:: Supplied passage ::
○ ○ ○ ○ ○ ○ ○

In addition to Chapleau and Davies, the 2016-17 cohort included seven others from UAB, all of whom developed courses:

  • Caroline Harada, M.D., associate professor of gerontology/geriatrics/palliative care, created a Health Equity Scholars Program within the School of Medicine to prepare students to care for medically under-served populations.
  • Ragib Hasan, Ph.D., assistant professor of computer and information sciences : CS 436: Computer Security
  • Jenna LaChenaye, Ph.D., assistant professor of human studies in the School of Education, will direct students to work with a community partner to identify, research and provide a final report addressing a problem in EPR 596: Introduction to Qualitative Research.
  • Meena Nabavi, program manager for health care organization and policy the School of Public Health, will help entering freshmen learn about will learn about food insecurity facing the Birmingham area and ways to engage with their community in PUH 101: Transitioning to College, Exploring Public Health.
  • Eddie Nabors, instructor for accounting and finance in the Collat School of Business, will direct students to will serve as SaveFirst volunteer tax preparers at community-based sites across Birmingham- Bessemer region in HC 119-2C: Poverty and Human Capability.

○ ○ ○ ○ ○ ○ ○

:: Stored data ::
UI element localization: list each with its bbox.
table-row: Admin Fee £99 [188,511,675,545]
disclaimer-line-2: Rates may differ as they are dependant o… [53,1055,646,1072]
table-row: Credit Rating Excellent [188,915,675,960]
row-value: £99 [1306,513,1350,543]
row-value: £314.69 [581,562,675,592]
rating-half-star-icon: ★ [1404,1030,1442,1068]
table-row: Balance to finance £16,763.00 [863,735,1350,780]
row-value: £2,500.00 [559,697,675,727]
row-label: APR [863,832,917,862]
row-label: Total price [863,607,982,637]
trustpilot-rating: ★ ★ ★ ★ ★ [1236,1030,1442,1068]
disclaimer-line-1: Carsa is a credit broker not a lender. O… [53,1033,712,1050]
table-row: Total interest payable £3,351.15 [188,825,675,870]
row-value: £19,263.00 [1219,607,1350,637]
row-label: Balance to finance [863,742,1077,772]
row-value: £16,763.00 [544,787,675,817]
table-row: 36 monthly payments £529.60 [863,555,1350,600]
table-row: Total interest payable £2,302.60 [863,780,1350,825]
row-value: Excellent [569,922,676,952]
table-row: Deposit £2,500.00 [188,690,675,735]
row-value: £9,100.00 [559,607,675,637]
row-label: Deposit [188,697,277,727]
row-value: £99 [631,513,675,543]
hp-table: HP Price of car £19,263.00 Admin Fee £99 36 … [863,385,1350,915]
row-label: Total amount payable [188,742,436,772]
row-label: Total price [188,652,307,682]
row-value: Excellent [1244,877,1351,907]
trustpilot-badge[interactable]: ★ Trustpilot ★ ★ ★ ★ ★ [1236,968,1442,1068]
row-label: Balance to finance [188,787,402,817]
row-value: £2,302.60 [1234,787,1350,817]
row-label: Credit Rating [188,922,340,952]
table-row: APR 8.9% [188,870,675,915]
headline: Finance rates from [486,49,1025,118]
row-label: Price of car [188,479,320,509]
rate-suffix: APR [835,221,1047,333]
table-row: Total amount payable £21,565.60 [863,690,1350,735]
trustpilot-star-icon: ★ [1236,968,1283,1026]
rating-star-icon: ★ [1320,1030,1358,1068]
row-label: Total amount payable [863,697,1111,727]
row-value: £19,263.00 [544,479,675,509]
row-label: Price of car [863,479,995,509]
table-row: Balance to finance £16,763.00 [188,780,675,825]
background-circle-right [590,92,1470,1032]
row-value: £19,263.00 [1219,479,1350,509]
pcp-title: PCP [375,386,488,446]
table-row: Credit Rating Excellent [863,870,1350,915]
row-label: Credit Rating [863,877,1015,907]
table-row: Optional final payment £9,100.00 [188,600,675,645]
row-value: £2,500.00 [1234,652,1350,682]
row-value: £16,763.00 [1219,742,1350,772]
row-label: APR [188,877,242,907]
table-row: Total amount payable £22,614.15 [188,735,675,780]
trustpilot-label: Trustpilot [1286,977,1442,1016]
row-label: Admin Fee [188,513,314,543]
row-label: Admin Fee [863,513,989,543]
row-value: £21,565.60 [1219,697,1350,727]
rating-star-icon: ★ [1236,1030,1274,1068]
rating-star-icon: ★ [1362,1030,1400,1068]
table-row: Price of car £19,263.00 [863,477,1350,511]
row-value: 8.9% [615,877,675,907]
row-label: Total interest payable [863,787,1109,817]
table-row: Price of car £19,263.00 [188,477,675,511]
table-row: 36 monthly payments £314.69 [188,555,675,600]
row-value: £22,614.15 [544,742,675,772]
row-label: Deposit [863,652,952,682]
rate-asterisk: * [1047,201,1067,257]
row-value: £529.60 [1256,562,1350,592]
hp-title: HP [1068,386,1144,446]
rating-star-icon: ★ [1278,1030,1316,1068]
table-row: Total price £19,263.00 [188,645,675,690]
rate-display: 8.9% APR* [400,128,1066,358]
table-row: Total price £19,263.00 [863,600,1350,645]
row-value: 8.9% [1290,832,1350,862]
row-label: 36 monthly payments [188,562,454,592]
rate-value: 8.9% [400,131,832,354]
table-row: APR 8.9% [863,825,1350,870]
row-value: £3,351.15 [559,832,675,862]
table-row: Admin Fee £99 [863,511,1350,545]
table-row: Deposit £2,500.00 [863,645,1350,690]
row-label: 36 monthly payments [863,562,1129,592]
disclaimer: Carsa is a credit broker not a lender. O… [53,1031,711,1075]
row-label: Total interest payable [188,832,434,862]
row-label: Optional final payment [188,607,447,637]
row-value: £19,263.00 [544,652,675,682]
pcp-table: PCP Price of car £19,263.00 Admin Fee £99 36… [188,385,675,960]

○ ○ ○ ○ ○ ○ ○

:: Problem requirements ::
In the passage on the UAB cohort, rewrite the entry that begins "Jenna LaChenaye, Ph.D." as one shorter sentence that keeps its main facts.

:: Solution to this problem ::
Jenna LaChenaye, Ph.D., assistant professor of human studies in the School of Education, will have students in EPR 596: Introduction to Qualitative Research work with a community partner to identify, research and report on a problem.